**Dataset rows:**
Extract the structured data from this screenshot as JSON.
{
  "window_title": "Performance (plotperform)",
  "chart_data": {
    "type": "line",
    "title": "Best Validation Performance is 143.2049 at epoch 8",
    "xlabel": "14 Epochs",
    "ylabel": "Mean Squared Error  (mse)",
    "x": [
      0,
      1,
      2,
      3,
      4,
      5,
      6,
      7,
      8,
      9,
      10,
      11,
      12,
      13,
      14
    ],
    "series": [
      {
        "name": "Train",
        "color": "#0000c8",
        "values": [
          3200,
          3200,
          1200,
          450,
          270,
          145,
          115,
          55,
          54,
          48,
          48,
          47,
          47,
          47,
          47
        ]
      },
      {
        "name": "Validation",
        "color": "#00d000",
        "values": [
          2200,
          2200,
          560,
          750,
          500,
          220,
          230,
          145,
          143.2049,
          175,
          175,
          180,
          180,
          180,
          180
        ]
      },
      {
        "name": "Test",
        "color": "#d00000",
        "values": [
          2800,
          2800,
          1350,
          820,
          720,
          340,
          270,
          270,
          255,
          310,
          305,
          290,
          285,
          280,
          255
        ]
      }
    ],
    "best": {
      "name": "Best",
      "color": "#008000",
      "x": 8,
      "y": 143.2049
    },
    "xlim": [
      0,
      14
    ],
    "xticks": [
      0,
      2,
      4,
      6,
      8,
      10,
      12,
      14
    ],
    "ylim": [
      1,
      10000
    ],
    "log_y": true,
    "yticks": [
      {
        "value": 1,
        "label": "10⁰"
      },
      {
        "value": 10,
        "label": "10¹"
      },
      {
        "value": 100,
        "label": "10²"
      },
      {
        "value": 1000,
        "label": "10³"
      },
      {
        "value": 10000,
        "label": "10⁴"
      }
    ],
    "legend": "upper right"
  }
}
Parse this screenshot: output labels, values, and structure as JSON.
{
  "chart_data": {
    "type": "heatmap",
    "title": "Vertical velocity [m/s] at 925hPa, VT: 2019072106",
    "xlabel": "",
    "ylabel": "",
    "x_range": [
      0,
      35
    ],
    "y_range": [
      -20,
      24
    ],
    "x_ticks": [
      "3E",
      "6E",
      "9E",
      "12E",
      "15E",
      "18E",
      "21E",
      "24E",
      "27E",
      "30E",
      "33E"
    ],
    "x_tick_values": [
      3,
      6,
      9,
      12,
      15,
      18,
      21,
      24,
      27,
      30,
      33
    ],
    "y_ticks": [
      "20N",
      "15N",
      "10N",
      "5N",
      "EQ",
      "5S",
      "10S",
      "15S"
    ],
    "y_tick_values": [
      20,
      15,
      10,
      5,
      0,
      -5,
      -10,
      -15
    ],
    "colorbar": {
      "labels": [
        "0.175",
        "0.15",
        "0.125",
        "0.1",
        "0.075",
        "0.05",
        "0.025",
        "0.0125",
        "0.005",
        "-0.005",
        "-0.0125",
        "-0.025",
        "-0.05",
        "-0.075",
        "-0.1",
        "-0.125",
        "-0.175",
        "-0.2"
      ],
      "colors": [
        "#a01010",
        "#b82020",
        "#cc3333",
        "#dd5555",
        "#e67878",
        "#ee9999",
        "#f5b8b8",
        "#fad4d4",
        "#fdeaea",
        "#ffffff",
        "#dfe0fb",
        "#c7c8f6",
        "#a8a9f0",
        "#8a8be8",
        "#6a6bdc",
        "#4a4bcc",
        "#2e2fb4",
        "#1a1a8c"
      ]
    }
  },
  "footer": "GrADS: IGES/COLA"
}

**Task directions:** Retype all of the data shown above, word for word.

**Exercise solution:**
Extract the structured data from this screenshot as JSON.
{
  "window_title": "Performance (plotperform)",
  "chart_data": {
    "type": "line",
    "title": "Best Validation Performance is 143.2049 at epoch 8",
    "xlabel": "14 Epochs",
    "ylabel": "Mean Squared Error  (mse)",
    "x": [
      0,
      1,
      2,
      3,
      4,
      5,
      6,
      7,
      8,
      9,
      10,
      11,
      12,
      13,
      14
    ],
    "series": [
      {
        "name": "Train",
        "color": "#0000c8",
        "values": [
          3200,
          3200,
          1200,
          450,
          270,
          145,
          115,
          55,
          54,
          48,
          48,
          47,
          47,
          47,
          47
        ]
      },
      {
        "name": "Validation",
        "color": "#00d000",
        "values": [
          2200,
          2200,
          560,
          750,
          500,
          220,
          230,
          145,
          143.2049,
          175,
          175,
          180,
          180,
          180,
          180
        ]
      },
      {
        "name": "Test",
        "color": "#d00000",
        "values": [
          2800,
          2800,
          1350,
          820,
          720,
          340,
          270,
          270,
          255,
          310,
          305,
          290,
          285,
          280,
          255
        ]
      }
    ],
    "best": {
      "name": "Best",
      "color": "#008000",
      "x": 8,
      "y": 143.2049
    },
    "xlim": [
      0,
      14
    ],
    "xticks": [
      0,
      2,
      4,
      6,
      8,
      10,
      12,
      14
    ],
    "ylim": [
      1,
      10000
    ],
    "log_y": true,
    "yticks": [
      {
        "value": 1,
        "label": "10⁰"
      },
      {
        "value": 10,
        "label": "10¹"
      },
      {
        "value": 100,
        "label": "10²"
      },
      {
        "value": 1000,
        "label": "10³"
      },
      {
        "value": 10000,
        "label": "10⁴"
      }
    ],
    "legend": "upper right"
  }
}
Parse this screenshot: output labels, values, and structure as JSON.
{
  "chart_data": {
    "type": "heatmap",
    "title": "Vertical velocity [m/s] at 925hPa, VT: 2019072106",
    "xlabel": "",
    "ylabel": "",
    "x_range": [
      0,
      35
    ],
    "y_range": [
      -20,
      24
    ],
    "x_ticks": [
      "3E",
      "6E",
      "9E",
      "12E",
      "15E",
      "18E",
      "21E",
      "24E",
      "27E",
      "30E",
      "33E"
    ],
    "x_tick_values": [
      3,
      6,
      9,
      12,
      15,
      18,
      21,
      24,
      27,
      30,
      33
    ],
    "y_ticks": [
      "20N",
      "15N",
      "10N",
      "5N",
      "EQ",
      "5S",
      "10S",
      "15S"
    ],
    "y_tick_values": [
      20,
      15,
      10,
      5,
      0,
      -5,
      -10,
      -15
    ],
    "colorbar": {
      "labels": [
        "0.175",
        "0.15",
        "0.125",
        "0.1",
        "0.075",
        "0.05",
        "0.025",
        "0.0125",
        "0.005",
        "-0.005",
        "-0.0125",
        "-0.025",
        "-0.05",
        "-0.075",
        "-0.1",
        "-0.125",
        "-0.175",
        "-0.2"
      ],
      "colors": [
        "#a01010",
        "#b82020",
        "#cc3333",
        "#dd5555",
        "#e67878",
        "#ee9999",
        "#f5b8b8",
        "#fad4d4",
        "#fdeaea",
        "#ffffff",
        "#dfe0fb",
        "#c7c8f6",
        "#a8a9f0",
        "#8a8be8",
        "#6a6bdc",
        "#4a4bcc",
        "#2e2fb4",
        "#1a1a8c"
      ]
    }
  },
  "footer": "GrADS: IGES/COLA"
}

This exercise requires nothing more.